◆ What needs to be done
All of the lines below are to be printed again exactly; images are excluded from the output.

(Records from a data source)
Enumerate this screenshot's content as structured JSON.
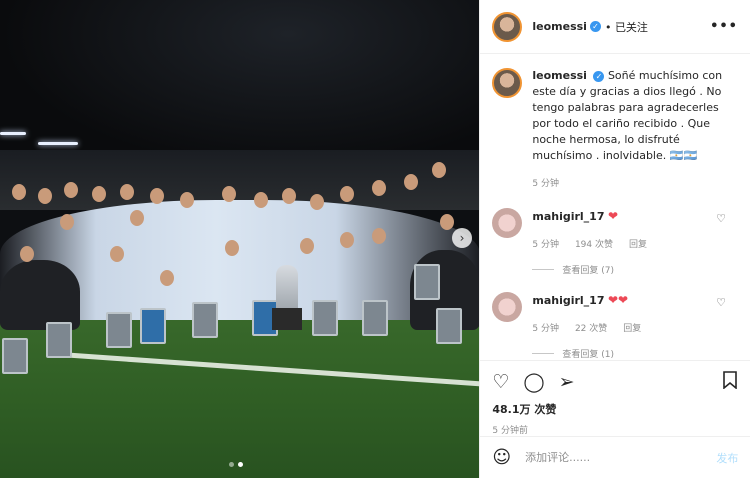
{
  "post": {
    "username": "leomessi",
    "follow_label": "已关注",
    "more_label": "•••",
    "verified_glyph": "✓"
  },
  "caption": {
    "username": "leomessi",
    "text": "Soñé muchísimo con este día y gracias a dios llegó . No tengo palabras para agradecerles por todo el cariño recibido . Que noche hermosa, lo disfruté muchísimo . inolvidable. 🇦🇷🇦🇷",
    "time": "5 分钟"
  },
  "comments": [
    {
      "username": "mahigirl_17",
      "hearts": "❤",
      "time": "5 分钟",
      "likes": "194 次赞",
      "reply": "回复",
      "view_replies": "查看回复 (7)"
    },
    {
      "username": "mahigirl_17",
      "hearts": "❤❤",
      "time": "5 分钟",
      "likes": "22 次赞",
      "reply": "回复",
      "view_replies": "查看回复 (1)"
    }
  ],
  "actions": {
    "likes_count": "48.1万 次赞",
    "posted_ago": "5 分钟前"
  },
  "add_comment": {
    "placeholder": "添加评论......",
    "post_label": "发布"
  },
  "carousel": {
    "next_glyph": "›",
    "current_index": 1,
    "total": 2
  },
  "icons": {
    "like": "heart-icon",
    "comment": "comment-icon",
    "share": "paper-plane-icon",
    "save": "bookmark-icon",
    "emoji": "smiley-icon"
  },
  "colors": {
    "verified": "#3897f0",
    "heart_red": "#ed4956",
    "post_button": "#b2dffc"
  }
}
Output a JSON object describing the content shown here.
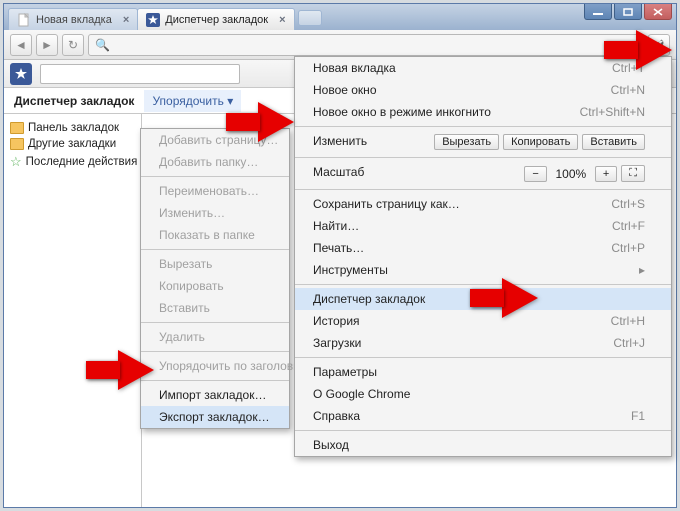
{
  "tabs": {
    "inactive_label": "Новая вкладка",
    "active_label": "Диспетчер закладок"
  },
  "bookmark_manager": {
    "title": "Диспетчер закладок",
    "organize_label": "Упорядочить",
    "tree": {
      "bar": "Панель закладок",
      "other": "Другие закладки",
      "recent": "Последние действия"
    }
  },
  "organize_menu": {
    "add_page": "Добавить страницу…",
    "add_folder": "Добавить папку…",
    "rename": "Переименовать…",
    "edit": "Изменить…",
    "show_in_folder": "Показать в папке",
    "cut": "Вырезать",
    "copy": "Копировать",
    "paste": "Вставить",
    "delete": "Удалить",
    "sort": "Упорядочить по заголовкам",
    "import": "Импорт закладок…",
    "export": "Экспорт закладок…"
  },
  "wrench_menu": {
    "new_tab": {
      "label": "Новая вкладка",
      "shortcut": "Ctrl+T"
    },
    "new_window": {
      "label": "Новое окно",
      "shortcut": "Ctrl+N"
    },
    "incognito": {
      "label": "Новое окно в режиме инкогнито",
      "shortcut": "Ctrl+Shift+N"
    },
    "edit_label": "Изменить",
    "edit_cut": "Вырезать",
    "edit_copy": "Копировать",
    "edit_paste": "Вставить",
    "zoom_label": "Масштаб",
    "zoom_value": "100%",
    "save_as": {
      "label": "Сохранить страницу как…",
      "shortcut": "Ctrl+S"
    },
    "find": {
      "label": "Найти…",
      "shortcut": "Ctrl+F"
    },
    "print": {
      "label": "Печать…",
      "shortcut": "Ctrl+P"
    },
    "tools": "Инструменты",
    "bookmark_mgr": "Диспетчер закладок",
    "history": {
      "label": "История",
      "shortcut": "Ctrl+H"
    },
    "downloads": {
      "label": "Загрузки",
      "shortcut": "Ctrl+J"
    },
    "settings": "Параметры",
    "about": "О Google Chrome",
    "help": {
      "label": "Справка",
      "shortcut": "F1"
    },
    "exit": "Выход"
  }
}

◆ Answer to this problem
Enumerate this screenshot's content as structured JSON.
{
  "post": {
    "username": "leomessi",
    "follow_label": "已关注",
    "more_label": "•••",
    "verified_glyph": "✓"
  },
  "caption": {
    "username": "leomessi",
    "text": "Soñé muchísimo con este día y gracias a dios llegó . No tengo palabras para agradecerles por todo el cariño recibido . Que noche hermosa, lo disfruté muchísimo . inolvidable. 🇦🇷🇦🇷",
    "time": "5 分钟"
  },
  "comments": [
    {
      "username": "mahigirl_17",
      "hearts": "❤",
      "time": "5 分钟",
      "likes": "194 次赞",
      "reply": "回复",
      "view_replies": "查看回复 (7)"
    },
    {
      "username": "mahigirl_17",
      "hearts": "❤❤",
      "time": "5 分钟",
      "likes": "22 次赞",
      "reply": "回复",
      "view_replies": "查看回复 (1)"
    }
  ],
  "actions": {
    "likes_count": "48.1万 次赞",
    "posted_ago": "5 分钟前"
  },
  "add_comment": {
    "placeholder": "添加评论......",
    "post_label": "发布"
  },
  "carousel": {
    "next_glyph": "›",
    "current_index": 1,
    "total": 2
  },
  "icons": {
    "like": "heart-icon",
    "comment": "comment-icon",
    "share": "paper-plane-icon",
    "save": "bookmark-icon",
    "emoji": "smiley-icon"
  },
  "colors": {
    "verified": "#3897f0",
    "heart_red": "#ed4956",
    "post_button": "#b2dffc"
  }
}
Output a JSON object describing the content shown here.
{
  "tabs": {
    "inactive_label": "Новая вкладка",
    "active_label": "Диспетчер закладок"
  },
  "bookmark_manager": {
    "title": "Диспетчер закладок",
    "organize_label": "Упорядочить",
    "tree": {
      "bar": "Панель закладок",
      "other": "Другие закладки",
      "recent": "Последние действия"
    }
  },
  "organize_menu": {
    "add_page": "Добавить страницу…",
    "add_folder": "Добавить папку…",
    "rename": "Переименовать…",
    "edit": "Изменить…",
    "show_in_folder": "Показать в папке",
    "cut": "Вырезать",
    "copy": "Копировать",
    "paste": "Вставить",
    "delete": "Удалить",
    "sort": "Упорядочить по заголовкам",
    "import": "Импорт закладок…",
    "export": "Экспорт закладок…"
  },
  "wrench_menu": {
    "new_tab": {
      "label": "Новая вкладка",
      "shortcut": "Ctrl+T"
    },
    "new_window": {
      "label": "Новое окно",
      "shortcut": "Ctrl+N"
    },
    "incognito": {
      "label": "Новое окно в режиме инкогнито",
      "shortcut": "Ctrl+Shift+N"
    },
    "edit_label": "Изменить",
    "edit_cut": "Вырезать",
    "edit_copy": "Копировать",
    "edit_paste": "Вставить",
    "zoom_label": "Масштаб",
    "zoom_value": "100%",
    "save_as": {
      "label": "Сохранить страницу как…",
      "shortcut": "Ctrl+S"
    },
    "find": {
      "label": "Найти…",
      "shortcut": "Ctrl+F"
    },
    "print": {
      "label": "Печать…",
      "shortcut": "Ctrl+P"
    },
    "tools": "Инструменты",
    "bookmark_mgr": "Диспетчер закладок",
    "history": {
      "label": "История",
      "shortcut": "Ctrl+H"
    },
    "downloads": {
      "label": "Загрузки",
      "shortcut": "Ctrl+J"
    },
    "settings": "Параметры",
    "about": "О Google Chrome",
    "help": {
      "label": "Справка",
      "shortcut": "F1"
    },
    "exit": "Выход"
  }
}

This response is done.